ИСХОДНЫЙ ОТРЫВОК =
........
Совсем не то было у нас, в нашем имении Погорелом: сравнительно с соседями у нас был большой, высокий, светлый и уютный дом с двумя входами, с семью большими комнатами, с боковушками, коридором, с девичьей, людскою и с особым флигелем во дворе» (16, с. 122 123).
Несомненно, бедность помещика была тем непреодолимым фактором, который делал его жилище весьма непрезентабельным. Можно долго описывать жилища и усадьбы помещиков разного уровня зажиточности, спускаясь все ниже. Гораздо проще обратиться к самому нижнему слою – к мелкопоместным.
........
ПИСЬМЕННОЕ ЗАДАНИЕ A =
Ответьте по отрывку о жилищах помещиков:
(i) В каком имении стоял дом, описанный в начале?
(ii) Сколько больших комнат было в этом доме?
(iii) Что делало жилище помещика весьма непрезентабельным?
ПИСЬМЕННОЕ ЗАДАНИЕ B =
Измените в отрывке о жилищах помещиков участок от слов «Несомненно, бедность помещика» до слов «слою – к мелкопоместным.»: поставьте «решающим» вместо «непреодолимым».
Эти строки никак не связаны с отрывком о жилищах помещиков.

[Записи о рамках элементов]
........
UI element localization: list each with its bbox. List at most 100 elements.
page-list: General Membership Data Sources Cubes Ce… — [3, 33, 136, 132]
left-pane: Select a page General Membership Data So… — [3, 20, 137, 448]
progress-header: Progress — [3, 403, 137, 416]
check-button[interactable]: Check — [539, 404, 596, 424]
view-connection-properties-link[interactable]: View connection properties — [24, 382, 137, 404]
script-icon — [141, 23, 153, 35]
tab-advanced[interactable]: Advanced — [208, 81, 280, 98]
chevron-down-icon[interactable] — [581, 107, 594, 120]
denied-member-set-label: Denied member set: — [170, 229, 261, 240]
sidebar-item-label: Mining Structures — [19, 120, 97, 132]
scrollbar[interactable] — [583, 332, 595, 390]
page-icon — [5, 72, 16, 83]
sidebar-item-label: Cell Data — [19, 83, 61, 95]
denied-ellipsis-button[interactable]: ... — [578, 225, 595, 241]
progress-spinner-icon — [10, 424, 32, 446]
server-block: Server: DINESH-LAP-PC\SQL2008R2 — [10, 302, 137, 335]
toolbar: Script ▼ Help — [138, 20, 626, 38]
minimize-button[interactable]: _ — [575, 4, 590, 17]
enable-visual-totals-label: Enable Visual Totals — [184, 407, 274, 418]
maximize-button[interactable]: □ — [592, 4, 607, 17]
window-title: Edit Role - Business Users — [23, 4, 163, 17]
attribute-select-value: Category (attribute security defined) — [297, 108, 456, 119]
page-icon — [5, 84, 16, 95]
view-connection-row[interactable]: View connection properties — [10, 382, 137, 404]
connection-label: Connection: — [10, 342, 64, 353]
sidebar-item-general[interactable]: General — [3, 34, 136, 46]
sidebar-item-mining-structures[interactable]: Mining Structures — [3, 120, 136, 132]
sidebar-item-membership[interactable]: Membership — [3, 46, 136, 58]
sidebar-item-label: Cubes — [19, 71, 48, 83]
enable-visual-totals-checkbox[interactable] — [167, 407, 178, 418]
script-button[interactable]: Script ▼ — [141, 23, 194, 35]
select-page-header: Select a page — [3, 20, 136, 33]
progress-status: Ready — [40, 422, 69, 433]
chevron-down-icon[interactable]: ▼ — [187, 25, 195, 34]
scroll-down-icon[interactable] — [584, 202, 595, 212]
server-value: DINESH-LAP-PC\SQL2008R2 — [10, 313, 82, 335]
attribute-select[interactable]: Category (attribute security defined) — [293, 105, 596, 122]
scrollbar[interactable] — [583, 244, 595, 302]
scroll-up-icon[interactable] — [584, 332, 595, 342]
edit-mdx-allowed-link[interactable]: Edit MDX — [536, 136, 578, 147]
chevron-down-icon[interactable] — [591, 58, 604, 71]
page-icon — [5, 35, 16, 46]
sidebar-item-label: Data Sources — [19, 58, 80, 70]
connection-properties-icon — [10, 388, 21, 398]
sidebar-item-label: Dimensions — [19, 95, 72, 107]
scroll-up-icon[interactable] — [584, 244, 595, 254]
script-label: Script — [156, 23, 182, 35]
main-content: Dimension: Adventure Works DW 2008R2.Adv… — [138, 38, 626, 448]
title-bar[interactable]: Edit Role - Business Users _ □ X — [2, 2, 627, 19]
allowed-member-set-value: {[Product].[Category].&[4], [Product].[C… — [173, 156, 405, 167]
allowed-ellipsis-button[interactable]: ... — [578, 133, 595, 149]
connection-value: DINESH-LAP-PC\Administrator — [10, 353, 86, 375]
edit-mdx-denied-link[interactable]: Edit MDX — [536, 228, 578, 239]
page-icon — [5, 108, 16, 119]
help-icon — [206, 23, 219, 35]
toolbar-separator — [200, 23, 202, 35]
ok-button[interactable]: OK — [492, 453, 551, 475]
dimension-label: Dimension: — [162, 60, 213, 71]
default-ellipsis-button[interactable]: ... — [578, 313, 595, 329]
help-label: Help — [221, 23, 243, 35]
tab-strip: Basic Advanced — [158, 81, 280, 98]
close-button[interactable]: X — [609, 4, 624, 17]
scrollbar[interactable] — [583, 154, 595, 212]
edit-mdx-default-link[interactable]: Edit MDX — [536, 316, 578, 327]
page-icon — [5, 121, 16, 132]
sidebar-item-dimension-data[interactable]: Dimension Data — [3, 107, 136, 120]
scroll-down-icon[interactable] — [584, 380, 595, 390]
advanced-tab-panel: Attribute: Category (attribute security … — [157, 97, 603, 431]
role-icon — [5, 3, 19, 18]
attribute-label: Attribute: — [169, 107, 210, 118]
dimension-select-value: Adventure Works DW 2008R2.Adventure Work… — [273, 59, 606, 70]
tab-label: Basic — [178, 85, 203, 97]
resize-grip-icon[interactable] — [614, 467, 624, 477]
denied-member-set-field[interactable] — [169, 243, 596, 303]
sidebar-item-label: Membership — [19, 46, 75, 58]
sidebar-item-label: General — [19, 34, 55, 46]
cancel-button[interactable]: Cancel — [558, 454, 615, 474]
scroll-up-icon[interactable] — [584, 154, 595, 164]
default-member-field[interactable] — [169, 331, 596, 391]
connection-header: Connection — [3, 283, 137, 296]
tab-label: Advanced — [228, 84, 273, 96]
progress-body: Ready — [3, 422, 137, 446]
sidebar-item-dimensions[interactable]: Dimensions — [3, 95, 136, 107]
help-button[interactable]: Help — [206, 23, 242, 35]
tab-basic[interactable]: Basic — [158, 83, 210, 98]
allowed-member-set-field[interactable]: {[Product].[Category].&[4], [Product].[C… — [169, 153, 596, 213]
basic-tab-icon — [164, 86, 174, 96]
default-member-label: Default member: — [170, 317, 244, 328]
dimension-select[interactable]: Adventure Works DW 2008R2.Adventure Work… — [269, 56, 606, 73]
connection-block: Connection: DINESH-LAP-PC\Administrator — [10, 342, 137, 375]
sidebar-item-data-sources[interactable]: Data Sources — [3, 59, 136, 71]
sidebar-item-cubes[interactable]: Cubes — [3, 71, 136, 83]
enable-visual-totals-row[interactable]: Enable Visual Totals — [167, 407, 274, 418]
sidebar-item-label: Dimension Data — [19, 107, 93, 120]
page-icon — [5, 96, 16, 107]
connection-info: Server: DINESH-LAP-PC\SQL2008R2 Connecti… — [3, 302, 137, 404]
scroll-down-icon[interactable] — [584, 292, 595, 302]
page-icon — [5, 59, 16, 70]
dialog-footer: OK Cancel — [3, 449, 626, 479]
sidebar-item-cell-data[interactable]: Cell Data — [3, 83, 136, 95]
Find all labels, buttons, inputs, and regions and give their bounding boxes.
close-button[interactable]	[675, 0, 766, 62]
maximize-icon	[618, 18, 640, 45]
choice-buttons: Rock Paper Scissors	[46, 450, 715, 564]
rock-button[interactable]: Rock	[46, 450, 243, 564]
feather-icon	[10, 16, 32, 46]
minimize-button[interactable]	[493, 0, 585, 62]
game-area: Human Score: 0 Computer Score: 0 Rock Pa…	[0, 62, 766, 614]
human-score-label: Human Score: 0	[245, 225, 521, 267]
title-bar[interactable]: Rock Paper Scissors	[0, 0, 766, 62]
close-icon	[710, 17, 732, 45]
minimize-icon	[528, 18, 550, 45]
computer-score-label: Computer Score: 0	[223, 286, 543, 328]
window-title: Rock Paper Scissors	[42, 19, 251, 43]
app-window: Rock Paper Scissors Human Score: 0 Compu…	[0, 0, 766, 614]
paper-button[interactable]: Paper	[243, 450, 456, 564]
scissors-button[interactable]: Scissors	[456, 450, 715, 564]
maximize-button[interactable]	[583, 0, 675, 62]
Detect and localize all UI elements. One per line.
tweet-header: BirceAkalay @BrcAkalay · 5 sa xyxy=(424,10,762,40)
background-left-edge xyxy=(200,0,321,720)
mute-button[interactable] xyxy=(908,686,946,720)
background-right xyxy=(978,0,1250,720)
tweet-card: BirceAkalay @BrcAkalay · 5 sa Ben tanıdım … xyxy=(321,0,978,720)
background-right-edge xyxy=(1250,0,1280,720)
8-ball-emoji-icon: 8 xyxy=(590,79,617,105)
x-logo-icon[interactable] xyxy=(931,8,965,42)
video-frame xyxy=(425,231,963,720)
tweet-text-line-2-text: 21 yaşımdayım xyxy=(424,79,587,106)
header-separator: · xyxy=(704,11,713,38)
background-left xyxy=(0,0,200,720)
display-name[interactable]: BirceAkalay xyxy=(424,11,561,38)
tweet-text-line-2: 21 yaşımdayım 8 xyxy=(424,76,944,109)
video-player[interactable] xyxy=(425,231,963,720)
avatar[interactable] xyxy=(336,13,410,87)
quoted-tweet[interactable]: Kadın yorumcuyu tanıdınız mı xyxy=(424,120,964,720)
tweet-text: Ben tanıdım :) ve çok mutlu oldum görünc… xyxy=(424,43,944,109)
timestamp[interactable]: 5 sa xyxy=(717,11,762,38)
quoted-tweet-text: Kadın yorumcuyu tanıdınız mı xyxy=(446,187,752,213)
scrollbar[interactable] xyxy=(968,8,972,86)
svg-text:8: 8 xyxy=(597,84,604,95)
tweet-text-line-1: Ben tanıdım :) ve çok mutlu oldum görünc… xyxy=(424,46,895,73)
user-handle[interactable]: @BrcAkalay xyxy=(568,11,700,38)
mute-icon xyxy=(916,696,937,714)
........
ОТВЕТ A =
(i) В Погорелом.
(ii) Семь.
(iii) Бедность помещика.

ОТВЕТ B =
Несомненно, бедность помещика была тем решающим фактором, который делал его жилище весьма непрезентабельным. Можно долго описывать жилища и усадьбы помещиков разного уровня зажиточности, спускаясь все ниже. Гораздо проще обратиться к самому нижнему слою – к мелкопоместным.